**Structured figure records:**
==========
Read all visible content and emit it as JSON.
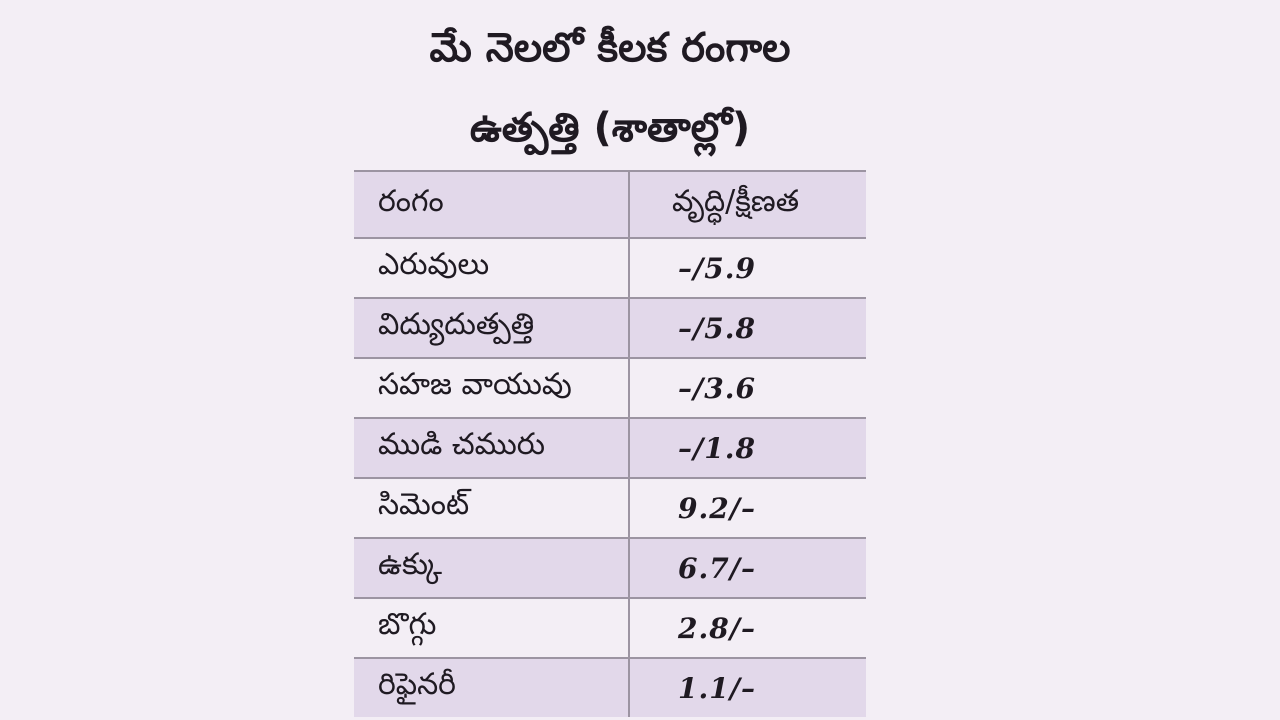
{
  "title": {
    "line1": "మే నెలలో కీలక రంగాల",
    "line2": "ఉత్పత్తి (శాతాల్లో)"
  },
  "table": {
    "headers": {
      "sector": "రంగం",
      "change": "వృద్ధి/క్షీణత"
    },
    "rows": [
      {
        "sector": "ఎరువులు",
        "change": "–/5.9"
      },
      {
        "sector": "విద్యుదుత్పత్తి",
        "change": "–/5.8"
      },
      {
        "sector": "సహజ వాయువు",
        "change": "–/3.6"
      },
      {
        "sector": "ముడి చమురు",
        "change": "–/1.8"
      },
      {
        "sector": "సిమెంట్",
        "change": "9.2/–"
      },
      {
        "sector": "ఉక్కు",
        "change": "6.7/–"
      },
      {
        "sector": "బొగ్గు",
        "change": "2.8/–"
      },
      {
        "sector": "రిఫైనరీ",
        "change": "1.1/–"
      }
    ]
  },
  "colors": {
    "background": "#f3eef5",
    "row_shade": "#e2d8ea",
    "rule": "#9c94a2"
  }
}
==========
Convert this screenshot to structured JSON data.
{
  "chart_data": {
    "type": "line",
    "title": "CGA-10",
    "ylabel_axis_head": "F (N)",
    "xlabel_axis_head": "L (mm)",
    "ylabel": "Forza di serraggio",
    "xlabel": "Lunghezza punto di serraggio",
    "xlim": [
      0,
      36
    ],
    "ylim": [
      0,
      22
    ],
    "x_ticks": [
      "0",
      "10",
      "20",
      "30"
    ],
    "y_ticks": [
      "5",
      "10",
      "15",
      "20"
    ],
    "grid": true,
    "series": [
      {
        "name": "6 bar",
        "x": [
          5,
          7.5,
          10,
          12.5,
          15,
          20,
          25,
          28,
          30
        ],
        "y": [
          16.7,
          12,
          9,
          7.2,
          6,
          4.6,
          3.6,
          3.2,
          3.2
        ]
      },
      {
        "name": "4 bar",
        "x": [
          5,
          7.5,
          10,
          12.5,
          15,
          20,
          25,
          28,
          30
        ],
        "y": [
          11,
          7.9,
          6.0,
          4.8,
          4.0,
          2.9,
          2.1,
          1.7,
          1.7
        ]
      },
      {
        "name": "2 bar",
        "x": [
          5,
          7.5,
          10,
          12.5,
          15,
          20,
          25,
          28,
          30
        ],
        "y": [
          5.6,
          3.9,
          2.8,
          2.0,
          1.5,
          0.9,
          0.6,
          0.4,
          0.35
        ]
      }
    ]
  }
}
==========
**The problem:** Looking at the listing above, how many of its lines contain the string "JSON"? Give the number alone.

**Full response:** 2